Dataset records:
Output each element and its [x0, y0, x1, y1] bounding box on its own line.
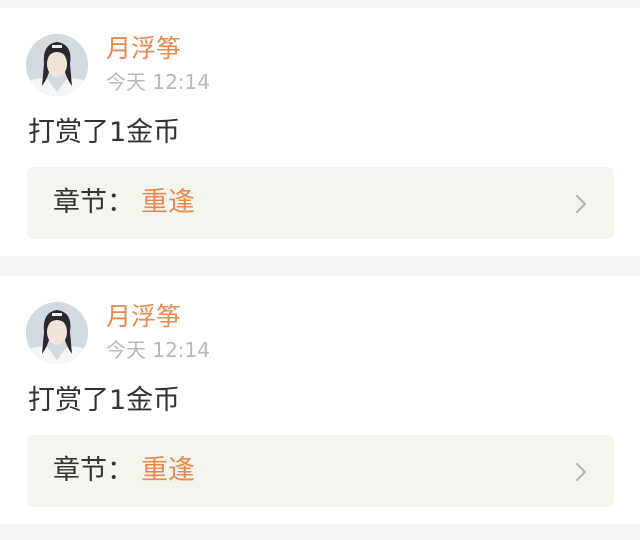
timestamp: 今天 12:14 [106, 338, 210, 362]
chapter-title: 重逢 [141, 455, 195, 486]
chapter-link[interactable]: 章节： 重逢 [27, 435, 614, 507]
user-avatar-icon[interactable] [26, 34, 88, 96]
chevron-right-icon [575, 462, 587, 482]
chapter-title: 重逢 [141, 187, 195, 218]
chapter-label: 章节： [53, 455, 134, 486]
reward-action-text: 打赏了1金币 [28, 117, 181, 148]
chevron-right-icon [575, 194, 587, 214]
feed-item: 月浮筝 今天 12:14 打赏了1金币 章节： 重逢 [0, 8, 640, 256]
timestamp: 今天 12:14 [106, 70, 210, 94]
user-avatar-icon[interactable] [26, 302, 88, 364]
reward-action-text: 打赏了1金币 [28, 385, 181, 416]
chapter-link[interactable]: 章节： 重逢 [27, 167, 614, 239]
reward-feed: 月浮筝 今天 12:14 打赏了1金币 章节： 重逢 月浮筝 今天 12:14 … [0, 0, 640, 540]
chapter-label: 章节： [53, 187, 134, 218]
feed-item: 月浮筝 今天 12:14 打赏了1金币 章节： 重逢 [0, 276, 640, 524]
username[interactable]: 月浮筝 [106, 300, 181, 334]
username[interactable]: 月浮筝 [106, 32, 181, 66]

__Your task__
Duplicate the lines of the data above, from the line that contains "timestamp: 今天 12:14 [106, 338, 210, 362]" to the line that contains "reward-feed: 月浮筝 今天", including both of those lines.

__Response__
timestamp: 今天 12:14 [106, 338, 210, 362]
chapter-title: 重逢 [141, 455, 195, 486]
chapter-link[interactable]: 章节： 重逢 [27, 435, 614, 507]
user-avatar-icon[interactable] [26, 34, 88, 96]
chevron-right-icon [575, 462, 587, 482]
chapter-title: 重逢 [141, 187, 195, 218]
chapter-label: 章节： [53, 455, 134, 486]
reward-action-text: 打赏了1金币 [28, 117, 181, 148]
chevron-right-icon [575, 194, 587, 214]
feed-item: 月浮筝 今天 12:14 打赏了1金币 章节： 重逢 [0, 8, 640, 256]
timestamp: 今天 12:14 [106, 70, 210, 94]
user-avatar-icon[interactable] [26, 302, 88, 364]
reward-action-text: 打赏了1金币 [28, 385, 181, 416]
chapter-link[interactable]: 章节： 重逢 [27, 167, 614, 239]
reward-feed: 月浮筝 今天 12:14 打赏了1金币 章节： 重逢 月浮筝 今天 12:14 … [0, 0, 640, 540]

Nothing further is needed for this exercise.